# Task instructions:
All of the material below is to be returned exactly.

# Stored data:
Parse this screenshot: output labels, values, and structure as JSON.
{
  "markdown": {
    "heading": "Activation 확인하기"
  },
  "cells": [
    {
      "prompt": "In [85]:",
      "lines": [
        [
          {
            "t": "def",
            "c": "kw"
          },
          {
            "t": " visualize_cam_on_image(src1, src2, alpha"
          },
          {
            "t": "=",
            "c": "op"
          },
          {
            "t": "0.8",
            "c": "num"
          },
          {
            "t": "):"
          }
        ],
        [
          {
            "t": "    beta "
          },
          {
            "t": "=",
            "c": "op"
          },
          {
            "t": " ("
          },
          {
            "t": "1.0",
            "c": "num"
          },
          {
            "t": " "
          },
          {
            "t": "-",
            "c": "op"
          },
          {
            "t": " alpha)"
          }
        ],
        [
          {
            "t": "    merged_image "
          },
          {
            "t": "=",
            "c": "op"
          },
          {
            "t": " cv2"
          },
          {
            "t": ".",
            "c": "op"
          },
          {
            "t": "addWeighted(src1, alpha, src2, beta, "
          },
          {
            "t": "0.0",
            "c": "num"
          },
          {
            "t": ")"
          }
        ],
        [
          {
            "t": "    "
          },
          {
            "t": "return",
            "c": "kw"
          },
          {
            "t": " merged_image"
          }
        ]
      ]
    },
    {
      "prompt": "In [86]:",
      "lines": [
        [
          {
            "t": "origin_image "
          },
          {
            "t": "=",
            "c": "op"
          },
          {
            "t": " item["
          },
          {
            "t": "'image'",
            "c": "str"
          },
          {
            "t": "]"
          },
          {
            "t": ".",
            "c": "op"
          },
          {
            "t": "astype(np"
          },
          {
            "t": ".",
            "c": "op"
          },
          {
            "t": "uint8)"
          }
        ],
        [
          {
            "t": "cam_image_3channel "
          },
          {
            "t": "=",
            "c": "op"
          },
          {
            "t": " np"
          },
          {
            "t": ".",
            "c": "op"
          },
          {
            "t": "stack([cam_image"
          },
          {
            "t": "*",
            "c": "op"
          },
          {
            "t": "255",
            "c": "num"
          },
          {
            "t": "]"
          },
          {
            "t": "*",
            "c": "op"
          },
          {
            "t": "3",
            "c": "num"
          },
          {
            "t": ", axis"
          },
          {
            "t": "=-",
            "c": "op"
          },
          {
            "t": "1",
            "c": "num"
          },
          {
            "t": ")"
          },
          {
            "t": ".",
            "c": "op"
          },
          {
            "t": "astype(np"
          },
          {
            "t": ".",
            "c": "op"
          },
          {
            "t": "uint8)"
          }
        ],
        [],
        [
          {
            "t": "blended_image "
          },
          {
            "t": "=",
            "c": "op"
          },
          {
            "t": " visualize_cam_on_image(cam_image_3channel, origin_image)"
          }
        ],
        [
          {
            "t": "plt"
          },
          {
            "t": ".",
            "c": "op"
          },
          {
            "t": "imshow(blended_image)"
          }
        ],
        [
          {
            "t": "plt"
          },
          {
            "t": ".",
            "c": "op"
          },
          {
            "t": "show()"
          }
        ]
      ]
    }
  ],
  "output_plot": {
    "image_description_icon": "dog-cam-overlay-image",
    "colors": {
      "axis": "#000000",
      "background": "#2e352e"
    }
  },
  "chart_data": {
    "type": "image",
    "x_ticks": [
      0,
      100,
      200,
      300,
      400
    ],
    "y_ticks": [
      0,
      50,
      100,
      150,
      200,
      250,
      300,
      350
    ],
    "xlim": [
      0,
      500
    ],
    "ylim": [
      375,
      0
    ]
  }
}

# Output of the task:
Parse this screenshot: output labels, values, and structure as JSON.
{
  "markdown": {
    "heading": "Activation 확인하기"
  },
  "cells": [
    {
      "prompt": "In [85]:",
      "lines": [
        [
          {
            "t": "def",
            "c": "kw"
          },
          {
            "t": " visualize_cam_on_image(src1, src2, alpha"
          },
          {
            "t": "=",
            "c": "op"
          },
          {
            "t": "0.8",
            "c": "num"
          },
          {
            "t": "):"
          }
        ],
        [
          {
            "t": "    beta "
          },
          {
            "t": "=",
            "c": "op"
          },
          {
            "t": " ("
          },
          {
            "t": "1.0",
            "c": "num"
          },
          {
            "t": " "
          },
          {
            "t": "-",
            "c": "op"
          },
          {
            "t": " alpha)"
          }
        ],
        [
          {
            "t": "    merged_image "
          },
          {
            "t": "=",
            "c": "op"
          },
          {
            "t": " cv2"
          },
          {
            "t": ".",
            "c": "op"
          },
          {
            "t": "addWeighted(src1, alpha, src2, beta, "
          },
          {
            "t": "0.0",
            "c": "num"
          },
          {
            "t": ")"
          }
        ],
        [
          {
            "t": "    "
          },
          {
            "t": "return",
            "c": "kw"
          },
          {
            "t": " merged_image"
          }
        ]
      ]
    },
    {
      "prompt": "In [86]:",
      "lines": [
        [
          {
            "t": "origin_image "
          },
          {
            "t": "=",
            "c": "op"
          },
          {
            "t": " item["
          },
          {
            "t": "'image'",
            "c": "str"
          },
          {
            "t": "]"
          },
          {
            "t": ".",
            "c": "op"
          },
          {
            "t": "astype(np"
          },
          {
            "t": ".",
            "c": "op"
          },
          {
            "t": "uint8)"
          }
        ],
        [
          {
            "t": "cam_image_3channel "
          },
          {
            "t": "=",
            "c": "op"
          },
          {
            "t": " np"
          },
          {
            "t": ".",
            "c": "op"
          },
          {
            "t": "stack([cam_image"
          },
          {
            "t": "*",
            "c": "op"
          },
          {
            "t": "255",
            "c": "num"
          },
          {
            "t": "]"
          },
          {
            "t": "*",
            "c": "op"
          },
          {
            "t": "3",
            "c": "num"
          },
          {
            "t": ", axis"
          },
          {
            "t": "=-",
            "c": "op"
          },
          {
            "t": "1",
            "c": "num"
          },
          {
            "t": ")"
          },
          {
            "t": ".",
            "c": "op"
          },
          {
            "t": "astype(np"
          },
          {
            "t": ".",
            "c": "op"
          },
          {
            "t": "uint8)"
          }
        ],
        [],
        [
          {
            "t": "blended_image "
          },
          {
            "t": "=",
            "c": "op"
          },
          {
            "t": " visualize_cam_on_image(cam_image_3channel, origin_image)"
          }
        ],
        [
          {
            "t": "plt"
          },
          {
            "t": ".",
            "c": "op"
          },
          {
            "t": "imshow(blended_image)"
          }
        ],
        [
          {
            "t": "plt"
          },
          {
            "t": ".",
            "c": "op"
          },
          {
            "t": "show()"
          }
        ]
      ]
    }
  ],
  "output_plot": {
    "image_description_icon": "dog-cam-overlay-image",
    "colors": {
      "axis": "#000000",
      "background": "#2e352e"
    }
  },
  "chart_data": {
    "type": "image",
    "x_ticks": [
      0,
      100,
      200,
      300,
      400
    ],
    "y_ticks": [
      0,
      50,
      100,
      150,
      200,
      250,
      300,
      350
    ],
    "xlim": [
      0,
      500
    ],
    "ylim": [
      375,
      0
    ]
  }
}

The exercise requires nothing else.